[Stored data entries]

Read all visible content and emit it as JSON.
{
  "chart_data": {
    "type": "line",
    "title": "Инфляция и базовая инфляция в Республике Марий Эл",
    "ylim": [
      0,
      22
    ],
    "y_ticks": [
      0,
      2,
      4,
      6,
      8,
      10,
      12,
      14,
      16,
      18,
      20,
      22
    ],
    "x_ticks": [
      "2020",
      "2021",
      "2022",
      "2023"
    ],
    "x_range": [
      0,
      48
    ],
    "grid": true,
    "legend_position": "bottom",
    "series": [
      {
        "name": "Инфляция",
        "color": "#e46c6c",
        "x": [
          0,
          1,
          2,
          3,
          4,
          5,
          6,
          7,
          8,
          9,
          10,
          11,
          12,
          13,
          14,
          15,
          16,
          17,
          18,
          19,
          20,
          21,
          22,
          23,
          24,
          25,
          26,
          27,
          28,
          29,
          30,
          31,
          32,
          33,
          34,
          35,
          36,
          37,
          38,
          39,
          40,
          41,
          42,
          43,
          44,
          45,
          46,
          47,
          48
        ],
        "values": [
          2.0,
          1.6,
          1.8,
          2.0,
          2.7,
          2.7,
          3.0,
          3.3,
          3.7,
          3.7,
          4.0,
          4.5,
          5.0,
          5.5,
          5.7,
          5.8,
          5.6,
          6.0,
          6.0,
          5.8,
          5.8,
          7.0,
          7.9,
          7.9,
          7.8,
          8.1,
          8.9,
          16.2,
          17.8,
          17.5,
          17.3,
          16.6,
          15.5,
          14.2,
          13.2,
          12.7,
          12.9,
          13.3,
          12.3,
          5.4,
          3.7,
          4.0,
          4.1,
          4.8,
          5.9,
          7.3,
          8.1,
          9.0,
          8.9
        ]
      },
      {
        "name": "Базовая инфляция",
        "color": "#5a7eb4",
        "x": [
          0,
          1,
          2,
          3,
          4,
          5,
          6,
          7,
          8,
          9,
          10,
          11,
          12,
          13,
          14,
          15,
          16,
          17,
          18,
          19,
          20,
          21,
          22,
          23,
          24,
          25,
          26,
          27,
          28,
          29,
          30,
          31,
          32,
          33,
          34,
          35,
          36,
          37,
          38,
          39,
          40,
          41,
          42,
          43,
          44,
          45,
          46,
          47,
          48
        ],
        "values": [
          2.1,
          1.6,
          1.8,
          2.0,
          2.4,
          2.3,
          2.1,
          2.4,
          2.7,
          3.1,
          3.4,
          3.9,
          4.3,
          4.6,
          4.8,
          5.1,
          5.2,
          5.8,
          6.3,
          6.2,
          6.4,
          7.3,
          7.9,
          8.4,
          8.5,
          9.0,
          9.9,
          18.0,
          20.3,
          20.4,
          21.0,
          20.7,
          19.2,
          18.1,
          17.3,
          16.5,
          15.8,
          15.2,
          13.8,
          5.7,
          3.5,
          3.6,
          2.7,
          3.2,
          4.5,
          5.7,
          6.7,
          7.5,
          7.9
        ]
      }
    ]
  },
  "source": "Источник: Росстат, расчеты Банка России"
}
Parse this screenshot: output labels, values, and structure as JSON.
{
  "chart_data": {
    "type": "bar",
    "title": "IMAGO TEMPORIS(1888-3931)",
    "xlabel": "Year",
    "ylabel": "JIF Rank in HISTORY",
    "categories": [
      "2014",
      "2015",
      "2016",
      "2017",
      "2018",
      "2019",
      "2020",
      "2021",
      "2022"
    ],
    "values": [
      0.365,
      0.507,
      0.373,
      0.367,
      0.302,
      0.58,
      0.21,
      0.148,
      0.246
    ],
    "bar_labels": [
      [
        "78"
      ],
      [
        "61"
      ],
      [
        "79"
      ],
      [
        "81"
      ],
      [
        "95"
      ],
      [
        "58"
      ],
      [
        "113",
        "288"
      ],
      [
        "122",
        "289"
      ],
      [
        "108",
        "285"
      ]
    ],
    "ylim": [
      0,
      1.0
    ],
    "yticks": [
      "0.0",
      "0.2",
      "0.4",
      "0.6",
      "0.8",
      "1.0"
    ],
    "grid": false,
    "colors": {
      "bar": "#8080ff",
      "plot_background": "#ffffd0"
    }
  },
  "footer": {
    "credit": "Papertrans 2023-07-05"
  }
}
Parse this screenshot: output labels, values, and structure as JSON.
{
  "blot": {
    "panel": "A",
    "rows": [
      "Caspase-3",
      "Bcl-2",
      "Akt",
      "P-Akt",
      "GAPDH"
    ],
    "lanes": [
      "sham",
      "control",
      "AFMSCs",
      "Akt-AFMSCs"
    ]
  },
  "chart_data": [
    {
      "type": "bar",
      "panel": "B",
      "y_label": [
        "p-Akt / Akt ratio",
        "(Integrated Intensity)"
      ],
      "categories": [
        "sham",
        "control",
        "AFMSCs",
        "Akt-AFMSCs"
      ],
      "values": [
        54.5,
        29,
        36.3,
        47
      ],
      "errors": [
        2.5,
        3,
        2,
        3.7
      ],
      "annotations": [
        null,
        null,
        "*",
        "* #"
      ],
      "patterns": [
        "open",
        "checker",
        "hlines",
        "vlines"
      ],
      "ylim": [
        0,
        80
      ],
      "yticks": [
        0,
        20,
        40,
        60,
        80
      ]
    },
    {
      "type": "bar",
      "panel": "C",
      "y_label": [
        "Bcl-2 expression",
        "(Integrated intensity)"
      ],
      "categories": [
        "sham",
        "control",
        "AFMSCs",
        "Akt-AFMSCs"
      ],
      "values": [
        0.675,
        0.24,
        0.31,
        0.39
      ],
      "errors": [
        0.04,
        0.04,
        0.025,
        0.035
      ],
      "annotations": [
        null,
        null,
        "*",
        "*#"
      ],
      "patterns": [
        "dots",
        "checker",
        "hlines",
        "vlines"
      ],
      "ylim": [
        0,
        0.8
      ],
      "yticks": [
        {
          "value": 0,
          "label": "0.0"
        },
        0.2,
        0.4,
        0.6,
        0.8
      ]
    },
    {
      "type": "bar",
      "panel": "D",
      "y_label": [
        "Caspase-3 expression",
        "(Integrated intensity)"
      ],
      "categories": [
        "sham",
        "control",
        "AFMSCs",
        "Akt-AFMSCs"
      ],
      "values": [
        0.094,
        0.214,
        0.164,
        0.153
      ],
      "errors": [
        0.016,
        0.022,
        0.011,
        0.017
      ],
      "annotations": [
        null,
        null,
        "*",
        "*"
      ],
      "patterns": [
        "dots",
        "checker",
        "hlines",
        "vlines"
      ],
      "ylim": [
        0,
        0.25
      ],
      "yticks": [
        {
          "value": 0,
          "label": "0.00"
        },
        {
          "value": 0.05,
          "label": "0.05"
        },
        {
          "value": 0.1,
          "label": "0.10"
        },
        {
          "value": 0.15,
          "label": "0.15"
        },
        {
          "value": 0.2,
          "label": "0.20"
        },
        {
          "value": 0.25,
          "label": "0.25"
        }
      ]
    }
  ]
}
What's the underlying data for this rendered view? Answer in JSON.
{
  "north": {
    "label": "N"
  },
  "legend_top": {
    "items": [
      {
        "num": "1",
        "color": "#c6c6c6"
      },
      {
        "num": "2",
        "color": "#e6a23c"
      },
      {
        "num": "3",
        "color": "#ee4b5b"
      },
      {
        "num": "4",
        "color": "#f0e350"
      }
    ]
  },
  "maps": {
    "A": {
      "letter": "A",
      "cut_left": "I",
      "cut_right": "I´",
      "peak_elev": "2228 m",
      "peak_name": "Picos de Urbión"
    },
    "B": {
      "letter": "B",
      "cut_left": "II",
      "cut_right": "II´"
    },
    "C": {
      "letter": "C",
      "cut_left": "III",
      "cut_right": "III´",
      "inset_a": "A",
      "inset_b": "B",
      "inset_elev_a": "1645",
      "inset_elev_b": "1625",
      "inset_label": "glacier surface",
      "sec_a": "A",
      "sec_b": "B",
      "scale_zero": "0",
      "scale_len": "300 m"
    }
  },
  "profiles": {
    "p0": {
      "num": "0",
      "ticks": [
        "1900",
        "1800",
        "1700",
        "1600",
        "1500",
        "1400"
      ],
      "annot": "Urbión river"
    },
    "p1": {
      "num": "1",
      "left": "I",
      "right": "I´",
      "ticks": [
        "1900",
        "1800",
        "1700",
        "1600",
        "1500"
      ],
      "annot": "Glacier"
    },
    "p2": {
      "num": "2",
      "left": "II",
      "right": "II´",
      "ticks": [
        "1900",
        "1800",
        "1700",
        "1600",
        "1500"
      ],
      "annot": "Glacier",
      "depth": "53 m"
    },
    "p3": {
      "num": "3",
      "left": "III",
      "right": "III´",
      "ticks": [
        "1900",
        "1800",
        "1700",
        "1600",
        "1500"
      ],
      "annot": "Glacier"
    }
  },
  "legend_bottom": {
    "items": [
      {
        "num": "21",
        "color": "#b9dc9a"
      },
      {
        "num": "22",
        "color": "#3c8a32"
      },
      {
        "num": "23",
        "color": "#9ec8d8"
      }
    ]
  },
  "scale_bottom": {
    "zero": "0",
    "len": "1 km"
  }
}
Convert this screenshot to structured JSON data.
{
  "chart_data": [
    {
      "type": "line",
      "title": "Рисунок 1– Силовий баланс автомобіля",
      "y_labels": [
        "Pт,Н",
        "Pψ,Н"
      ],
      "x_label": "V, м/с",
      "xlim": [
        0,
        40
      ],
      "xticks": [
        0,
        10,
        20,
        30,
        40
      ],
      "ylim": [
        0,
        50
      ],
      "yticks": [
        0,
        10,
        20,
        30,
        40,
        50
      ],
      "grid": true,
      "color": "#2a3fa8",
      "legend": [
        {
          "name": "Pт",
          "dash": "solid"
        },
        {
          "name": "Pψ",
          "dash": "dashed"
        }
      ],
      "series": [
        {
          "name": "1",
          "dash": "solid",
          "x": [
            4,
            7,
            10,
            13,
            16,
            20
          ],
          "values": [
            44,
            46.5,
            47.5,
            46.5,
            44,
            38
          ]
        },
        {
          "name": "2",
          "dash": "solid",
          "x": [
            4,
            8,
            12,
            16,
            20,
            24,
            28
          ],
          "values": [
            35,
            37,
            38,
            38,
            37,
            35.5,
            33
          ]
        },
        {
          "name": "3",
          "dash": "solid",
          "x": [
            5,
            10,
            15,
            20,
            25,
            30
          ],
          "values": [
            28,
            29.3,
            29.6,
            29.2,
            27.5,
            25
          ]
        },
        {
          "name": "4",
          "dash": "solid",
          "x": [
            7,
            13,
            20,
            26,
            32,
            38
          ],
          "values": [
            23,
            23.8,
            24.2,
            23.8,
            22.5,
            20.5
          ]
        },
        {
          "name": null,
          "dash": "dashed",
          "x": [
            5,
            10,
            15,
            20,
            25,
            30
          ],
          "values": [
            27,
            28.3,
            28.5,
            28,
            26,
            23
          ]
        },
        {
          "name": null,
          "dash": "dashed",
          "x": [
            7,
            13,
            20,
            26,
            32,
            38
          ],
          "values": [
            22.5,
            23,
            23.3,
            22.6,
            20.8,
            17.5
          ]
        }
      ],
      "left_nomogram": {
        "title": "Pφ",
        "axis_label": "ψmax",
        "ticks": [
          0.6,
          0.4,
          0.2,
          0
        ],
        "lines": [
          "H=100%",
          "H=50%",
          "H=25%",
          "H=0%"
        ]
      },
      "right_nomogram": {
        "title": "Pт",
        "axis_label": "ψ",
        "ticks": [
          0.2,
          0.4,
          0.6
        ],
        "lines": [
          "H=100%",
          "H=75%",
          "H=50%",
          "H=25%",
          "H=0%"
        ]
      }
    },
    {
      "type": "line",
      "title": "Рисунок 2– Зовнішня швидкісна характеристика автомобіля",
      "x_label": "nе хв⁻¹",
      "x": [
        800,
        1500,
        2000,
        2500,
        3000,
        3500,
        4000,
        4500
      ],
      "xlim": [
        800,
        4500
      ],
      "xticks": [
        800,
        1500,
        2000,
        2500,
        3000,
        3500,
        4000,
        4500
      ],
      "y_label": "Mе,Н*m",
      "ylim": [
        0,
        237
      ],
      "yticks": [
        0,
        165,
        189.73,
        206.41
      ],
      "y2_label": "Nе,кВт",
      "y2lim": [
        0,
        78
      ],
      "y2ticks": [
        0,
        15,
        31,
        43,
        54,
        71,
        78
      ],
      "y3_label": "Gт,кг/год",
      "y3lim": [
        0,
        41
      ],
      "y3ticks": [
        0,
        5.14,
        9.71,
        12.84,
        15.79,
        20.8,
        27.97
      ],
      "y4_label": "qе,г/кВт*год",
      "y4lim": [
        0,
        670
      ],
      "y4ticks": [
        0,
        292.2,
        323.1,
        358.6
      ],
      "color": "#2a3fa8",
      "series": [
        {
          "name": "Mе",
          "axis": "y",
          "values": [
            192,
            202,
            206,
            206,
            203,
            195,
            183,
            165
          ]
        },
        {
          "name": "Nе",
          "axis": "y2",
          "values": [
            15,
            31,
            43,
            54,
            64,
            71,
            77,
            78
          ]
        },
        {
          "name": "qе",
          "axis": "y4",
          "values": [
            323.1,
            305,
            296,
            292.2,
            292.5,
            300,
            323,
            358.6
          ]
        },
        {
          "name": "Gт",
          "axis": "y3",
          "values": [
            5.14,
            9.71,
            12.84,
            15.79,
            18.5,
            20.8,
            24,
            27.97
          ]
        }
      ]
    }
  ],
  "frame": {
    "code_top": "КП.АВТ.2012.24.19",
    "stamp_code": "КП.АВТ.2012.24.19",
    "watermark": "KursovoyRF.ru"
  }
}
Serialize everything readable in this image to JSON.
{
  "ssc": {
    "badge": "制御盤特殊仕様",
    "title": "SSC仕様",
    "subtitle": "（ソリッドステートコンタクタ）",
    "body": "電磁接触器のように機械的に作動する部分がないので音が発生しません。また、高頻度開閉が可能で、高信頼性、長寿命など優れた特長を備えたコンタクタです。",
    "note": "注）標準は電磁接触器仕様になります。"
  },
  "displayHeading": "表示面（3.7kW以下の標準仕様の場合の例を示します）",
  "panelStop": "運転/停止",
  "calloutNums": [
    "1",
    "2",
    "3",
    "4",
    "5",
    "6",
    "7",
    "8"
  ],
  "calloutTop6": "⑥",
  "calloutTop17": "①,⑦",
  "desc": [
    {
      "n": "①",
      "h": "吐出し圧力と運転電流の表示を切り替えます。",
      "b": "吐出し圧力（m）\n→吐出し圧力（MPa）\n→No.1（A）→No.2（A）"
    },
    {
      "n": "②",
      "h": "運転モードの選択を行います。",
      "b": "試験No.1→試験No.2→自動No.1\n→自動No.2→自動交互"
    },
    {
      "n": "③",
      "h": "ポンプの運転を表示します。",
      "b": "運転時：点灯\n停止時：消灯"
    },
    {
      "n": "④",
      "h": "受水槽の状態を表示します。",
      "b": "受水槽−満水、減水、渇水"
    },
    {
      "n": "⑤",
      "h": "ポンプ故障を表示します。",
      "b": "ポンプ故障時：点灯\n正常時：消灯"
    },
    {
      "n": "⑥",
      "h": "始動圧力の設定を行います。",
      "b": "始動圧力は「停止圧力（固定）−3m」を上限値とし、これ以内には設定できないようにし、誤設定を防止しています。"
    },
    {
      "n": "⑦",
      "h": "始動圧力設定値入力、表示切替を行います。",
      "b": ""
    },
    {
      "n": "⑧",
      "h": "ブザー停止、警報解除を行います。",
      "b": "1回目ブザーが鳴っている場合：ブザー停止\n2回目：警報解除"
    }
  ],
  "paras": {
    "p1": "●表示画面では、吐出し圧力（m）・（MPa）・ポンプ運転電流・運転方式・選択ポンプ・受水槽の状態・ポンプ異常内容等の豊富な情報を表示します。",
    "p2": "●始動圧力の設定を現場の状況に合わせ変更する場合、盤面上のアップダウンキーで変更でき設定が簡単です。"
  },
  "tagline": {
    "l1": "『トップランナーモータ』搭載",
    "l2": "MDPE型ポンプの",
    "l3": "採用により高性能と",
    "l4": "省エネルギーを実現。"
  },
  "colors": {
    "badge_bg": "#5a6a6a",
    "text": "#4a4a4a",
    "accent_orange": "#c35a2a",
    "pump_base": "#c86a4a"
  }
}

- THE REQUEST
Across the records above, count the lines holding "Urbión" and reply with that number alone.

- FINISHED ANSWER
2